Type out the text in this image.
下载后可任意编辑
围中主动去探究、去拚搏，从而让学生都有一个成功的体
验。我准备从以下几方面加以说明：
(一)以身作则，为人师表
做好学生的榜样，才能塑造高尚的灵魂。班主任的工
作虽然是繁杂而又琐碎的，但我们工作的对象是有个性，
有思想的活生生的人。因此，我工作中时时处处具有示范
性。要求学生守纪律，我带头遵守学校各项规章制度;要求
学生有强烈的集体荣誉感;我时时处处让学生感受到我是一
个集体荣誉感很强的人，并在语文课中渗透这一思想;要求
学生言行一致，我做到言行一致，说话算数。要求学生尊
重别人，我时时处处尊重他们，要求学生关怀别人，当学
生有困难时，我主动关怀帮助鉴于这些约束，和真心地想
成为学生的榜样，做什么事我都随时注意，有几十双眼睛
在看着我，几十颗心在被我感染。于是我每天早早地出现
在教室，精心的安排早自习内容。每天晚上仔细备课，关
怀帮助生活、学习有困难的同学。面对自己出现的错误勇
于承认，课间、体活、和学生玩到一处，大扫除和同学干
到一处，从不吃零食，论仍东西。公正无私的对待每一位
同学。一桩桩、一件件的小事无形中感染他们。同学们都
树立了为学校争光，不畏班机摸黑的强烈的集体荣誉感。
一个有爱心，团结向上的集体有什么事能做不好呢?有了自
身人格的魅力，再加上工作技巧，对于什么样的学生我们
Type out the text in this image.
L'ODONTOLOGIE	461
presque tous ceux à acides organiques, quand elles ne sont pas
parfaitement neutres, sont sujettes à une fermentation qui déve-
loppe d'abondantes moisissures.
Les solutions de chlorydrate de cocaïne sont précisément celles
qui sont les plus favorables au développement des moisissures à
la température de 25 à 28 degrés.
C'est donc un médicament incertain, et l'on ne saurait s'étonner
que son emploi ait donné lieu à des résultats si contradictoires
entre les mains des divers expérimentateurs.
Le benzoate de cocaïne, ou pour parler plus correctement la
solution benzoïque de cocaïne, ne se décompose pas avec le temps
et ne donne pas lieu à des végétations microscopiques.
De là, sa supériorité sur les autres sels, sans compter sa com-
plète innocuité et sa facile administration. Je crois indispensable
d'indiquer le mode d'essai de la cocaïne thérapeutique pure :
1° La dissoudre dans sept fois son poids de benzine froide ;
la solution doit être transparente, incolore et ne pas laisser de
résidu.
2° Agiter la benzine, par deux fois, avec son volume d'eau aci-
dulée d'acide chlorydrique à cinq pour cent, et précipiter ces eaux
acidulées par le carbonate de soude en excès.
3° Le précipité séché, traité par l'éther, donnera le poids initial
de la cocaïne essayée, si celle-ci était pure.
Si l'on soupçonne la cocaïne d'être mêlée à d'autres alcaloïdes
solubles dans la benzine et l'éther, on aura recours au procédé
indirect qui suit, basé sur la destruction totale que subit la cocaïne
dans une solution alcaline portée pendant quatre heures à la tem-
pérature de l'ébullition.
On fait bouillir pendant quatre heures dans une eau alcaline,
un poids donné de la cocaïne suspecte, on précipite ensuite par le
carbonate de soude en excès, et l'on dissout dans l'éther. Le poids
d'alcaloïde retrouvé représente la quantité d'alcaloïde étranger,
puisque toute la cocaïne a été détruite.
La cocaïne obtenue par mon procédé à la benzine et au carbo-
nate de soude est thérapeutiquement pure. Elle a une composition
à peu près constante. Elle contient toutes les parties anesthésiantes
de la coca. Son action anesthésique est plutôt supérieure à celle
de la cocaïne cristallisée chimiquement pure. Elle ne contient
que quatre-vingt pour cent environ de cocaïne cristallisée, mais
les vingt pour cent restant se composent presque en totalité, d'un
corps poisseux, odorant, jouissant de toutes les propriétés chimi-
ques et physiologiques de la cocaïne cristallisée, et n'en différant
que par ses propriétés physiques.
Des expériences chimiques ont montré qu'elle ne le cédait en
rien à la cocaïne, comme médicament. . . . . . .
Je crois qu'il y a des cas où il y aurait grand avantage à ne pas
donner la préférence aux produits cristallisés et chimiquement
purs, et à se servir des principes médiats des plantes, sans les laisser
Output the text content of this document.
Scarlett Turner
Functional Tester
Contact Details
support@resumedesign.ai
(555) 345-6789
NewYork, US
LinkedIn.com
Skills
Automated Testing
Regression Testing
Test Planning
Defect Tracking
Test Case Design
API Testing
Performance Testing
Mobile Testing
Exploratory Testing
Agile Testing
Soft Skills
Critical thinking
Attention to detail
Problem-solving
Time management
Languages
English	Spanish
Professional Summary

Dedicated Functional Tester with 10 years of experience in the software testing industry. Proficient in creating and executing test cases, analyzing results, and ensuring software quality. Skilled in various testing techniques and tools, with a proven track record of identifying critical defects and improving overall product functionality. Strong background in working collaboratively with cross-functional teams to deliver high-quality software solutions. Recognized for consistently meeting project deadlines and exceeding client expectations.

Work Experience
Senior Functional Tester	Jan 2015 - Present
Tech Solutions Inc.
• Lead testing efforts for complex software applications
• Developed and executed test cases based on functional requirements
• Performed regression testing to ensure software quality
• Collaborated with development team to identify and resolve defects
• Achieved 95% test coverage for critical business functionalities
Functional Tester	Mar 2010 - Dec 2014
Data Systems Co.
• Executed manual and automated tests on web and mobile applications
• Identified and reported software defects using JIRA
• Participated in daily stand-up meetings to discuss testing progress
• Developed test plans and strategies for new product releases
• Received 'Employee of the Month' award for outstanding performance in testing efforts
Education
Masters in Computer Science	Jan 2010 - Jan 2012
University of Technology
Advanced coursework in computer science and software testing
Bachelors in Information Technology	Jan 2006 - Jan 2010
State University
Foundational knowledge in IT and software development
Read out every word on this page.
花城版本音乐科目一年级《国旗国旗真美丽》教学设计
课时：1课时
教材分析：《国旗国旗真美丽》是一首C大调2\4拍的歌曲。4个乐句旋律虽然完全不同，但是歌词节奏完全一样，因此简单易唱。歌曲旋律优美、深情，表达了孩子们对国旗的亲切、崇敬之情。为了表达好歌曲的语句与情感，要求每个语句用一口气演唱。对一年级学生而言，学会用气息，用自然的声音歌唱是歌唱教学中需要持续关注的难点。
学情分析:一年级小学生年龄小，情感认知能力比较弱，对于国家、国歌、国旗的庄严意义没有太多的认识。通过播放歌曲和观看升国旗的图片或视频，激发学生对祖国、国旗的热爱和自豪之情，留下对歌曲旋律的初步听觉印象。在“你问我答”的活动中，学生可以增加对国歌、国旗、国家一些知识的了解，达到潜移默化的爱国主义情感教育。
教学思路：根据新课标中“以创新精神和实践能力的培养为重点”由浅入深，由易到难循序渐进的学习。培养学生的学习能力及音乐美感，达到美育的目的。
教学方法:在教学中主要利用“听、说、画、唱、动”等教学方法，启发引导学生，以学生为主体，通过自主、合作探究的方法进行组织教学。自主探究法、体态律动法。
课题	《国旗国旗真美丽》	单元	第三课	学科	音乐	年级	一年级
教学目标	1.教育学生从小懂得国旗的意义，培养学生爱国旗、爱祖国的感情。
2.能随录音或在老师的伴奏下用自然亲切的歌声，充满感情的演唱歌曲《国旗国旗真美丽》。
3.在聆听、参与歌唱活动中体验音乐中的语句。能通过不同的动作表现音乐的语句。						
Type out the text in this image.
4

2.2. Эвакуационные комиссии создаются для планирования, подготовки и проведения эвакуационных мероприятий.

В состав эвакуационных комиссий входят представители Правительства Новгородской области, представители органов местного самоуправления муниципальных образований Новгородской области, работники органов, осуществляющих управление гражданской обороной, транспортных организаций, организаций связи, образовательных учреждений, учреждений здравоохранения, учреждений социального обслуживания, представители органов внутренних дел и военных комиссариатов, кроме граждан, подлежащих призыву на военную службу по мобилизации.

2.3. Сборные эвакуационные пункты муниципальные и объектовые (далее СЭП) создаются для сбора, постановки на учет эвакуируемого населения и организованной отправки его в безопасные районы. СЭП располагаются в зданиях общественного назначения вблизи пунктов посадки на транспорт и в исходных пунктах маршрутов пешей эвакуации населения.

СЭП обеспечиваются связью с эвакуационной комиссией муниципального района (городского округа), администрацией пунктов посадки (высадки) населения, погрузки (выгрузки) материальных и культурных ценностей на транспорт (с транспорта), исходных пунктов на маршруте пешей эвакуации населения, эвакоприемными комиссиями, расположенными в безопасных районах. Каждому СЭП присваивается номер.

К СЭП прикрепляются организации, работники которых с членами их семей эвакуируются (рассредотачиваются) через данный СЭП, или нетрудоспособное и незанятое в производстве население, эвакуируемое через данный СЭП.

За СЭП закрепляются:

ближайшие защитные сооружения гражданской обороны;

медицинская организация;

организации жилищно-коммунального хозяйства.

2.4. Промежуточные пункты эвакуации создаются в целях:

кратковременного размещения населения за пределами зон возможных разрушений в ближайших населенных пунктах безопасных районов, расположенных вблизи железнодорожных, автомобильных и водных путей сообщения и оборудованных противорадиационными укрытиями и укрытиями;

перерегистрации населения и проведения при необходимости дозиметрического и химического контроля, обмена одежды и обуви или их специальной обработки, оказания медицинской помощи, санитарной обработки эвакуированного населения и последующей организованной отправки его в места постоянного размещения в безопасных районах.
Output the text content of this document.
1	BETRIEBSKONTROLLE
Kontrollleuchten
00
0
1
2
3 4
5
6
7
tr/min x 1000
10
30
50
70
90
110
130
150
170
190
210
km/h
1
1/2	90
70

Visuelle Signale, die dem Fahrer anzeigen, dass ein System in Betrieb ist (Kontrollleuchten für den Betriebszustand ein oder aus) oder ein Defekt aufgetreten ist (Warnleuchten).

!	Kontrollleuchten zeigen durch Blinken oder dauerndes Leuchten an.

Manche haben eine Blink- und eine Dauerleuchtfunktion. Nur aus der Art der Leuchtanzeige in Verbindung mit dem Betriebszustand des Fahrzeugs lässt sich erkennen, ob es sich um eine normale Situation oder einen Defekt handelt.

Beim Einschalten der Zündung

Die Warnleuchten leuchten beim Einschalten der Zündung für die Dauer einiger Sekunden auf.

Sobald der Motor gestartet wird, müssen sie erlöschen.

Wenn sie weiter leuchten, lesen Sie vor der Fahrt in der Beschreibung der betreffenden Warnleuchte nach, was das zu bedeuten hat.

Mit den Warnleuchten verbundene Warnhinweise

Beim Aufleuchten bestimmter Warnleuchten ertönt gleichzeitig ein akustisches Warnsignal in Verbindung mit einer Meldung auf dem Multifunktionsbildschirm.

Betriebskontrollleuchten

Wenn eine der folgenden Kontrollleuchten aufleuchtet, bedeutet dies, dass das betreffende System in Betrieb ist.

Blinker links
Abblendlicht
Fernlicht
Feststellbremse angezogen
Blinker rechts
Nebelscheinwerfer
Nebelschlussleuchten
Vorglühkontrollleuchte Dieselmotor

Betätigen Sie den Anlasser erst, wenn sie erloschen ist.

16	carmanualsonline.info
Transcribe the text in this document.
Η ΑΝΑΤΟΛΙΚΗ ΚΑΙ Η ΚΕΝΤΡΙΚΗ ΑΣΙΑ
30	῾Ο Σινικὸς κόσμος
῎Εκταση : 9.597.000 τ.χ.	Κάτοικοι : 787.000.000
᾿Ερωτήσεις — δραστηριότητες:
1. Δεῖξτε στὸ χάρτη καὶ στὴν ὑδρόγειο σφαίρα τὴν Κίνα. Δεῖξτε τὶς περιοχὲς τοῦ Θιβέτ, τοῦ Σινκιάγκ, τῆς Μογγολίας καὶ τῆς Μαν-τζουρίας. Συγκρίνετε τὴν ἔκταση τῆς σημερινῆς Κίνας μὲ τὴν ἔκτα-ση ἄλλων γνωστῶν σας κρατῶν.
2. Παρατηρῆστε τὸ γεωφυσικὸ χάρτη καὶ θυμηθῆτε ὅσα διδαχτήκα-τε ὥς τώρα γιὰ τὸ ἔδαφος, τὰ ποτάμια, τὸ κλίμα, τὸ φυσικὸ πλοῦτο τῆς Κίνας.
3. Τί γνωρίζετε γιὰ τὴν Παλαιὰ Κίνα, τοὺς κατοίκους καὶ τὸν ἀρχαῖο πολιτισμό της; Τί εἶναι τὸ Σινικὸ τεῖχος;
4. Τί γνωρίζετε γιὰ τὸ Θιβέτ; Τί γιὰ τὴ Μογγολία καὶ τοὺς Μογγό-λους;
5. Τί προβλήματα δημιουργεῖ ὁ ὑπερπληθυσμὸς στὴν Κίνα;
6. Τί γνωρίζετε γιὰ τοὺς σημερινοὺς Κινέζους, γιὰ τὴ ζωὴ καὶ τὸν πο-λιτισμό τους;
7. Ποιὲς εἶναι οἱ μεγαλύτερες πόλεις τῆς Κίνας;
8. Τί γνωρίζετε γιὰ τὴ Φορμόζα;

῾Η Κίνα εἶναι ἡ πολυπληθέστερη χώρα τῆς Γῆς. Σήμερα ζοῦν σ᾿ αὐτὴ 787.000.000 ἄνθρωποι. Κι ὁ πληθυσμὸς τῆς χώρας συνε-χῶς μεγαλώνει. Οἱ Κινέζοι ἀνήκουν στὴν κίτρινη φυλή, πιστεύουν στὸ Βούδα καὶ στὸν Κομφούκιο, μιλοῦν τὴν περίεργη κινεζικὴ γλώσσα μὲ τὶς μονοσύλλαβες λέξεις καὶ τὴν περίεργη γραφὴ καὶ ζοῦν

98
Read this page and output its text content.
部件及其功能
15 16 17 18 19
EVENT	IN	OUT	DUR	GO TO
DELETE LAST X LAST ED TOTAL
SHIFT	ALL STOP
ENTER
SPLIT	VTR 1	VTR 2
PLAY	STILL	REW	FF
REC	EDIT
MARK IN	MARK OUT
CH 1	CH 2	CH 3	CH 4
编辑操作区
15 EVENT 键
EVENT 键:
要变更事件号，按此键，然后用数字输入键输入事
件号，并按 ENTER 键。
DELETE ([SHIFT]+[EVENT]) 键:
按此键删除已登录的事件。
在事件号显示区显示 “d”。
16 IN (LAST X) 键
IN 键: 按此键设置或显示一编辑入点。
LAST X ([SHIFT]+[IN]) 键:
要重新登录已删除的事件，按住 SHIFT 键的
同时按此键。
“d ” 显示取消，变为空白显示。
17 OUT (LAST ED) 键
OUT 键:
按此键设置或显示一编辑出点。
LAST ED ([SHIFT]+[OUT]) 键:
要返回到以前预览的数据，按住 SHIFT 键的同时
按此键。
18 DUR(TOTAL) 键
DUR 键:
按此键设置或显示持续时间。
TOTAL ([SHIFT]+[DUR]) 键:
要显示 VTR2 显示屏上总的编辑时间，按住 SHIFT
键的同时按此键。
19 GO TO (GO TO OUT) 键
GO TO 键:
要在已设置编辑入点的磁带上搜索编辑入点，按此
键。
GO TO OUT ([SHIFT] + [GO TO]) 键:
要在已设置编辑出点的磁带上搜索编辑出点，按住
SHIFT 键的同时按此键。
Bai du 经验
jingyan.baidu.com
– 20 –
_____
**Your task**
Go through the data and count each line that has the word "avec", then give the total alone.

**The solution**
2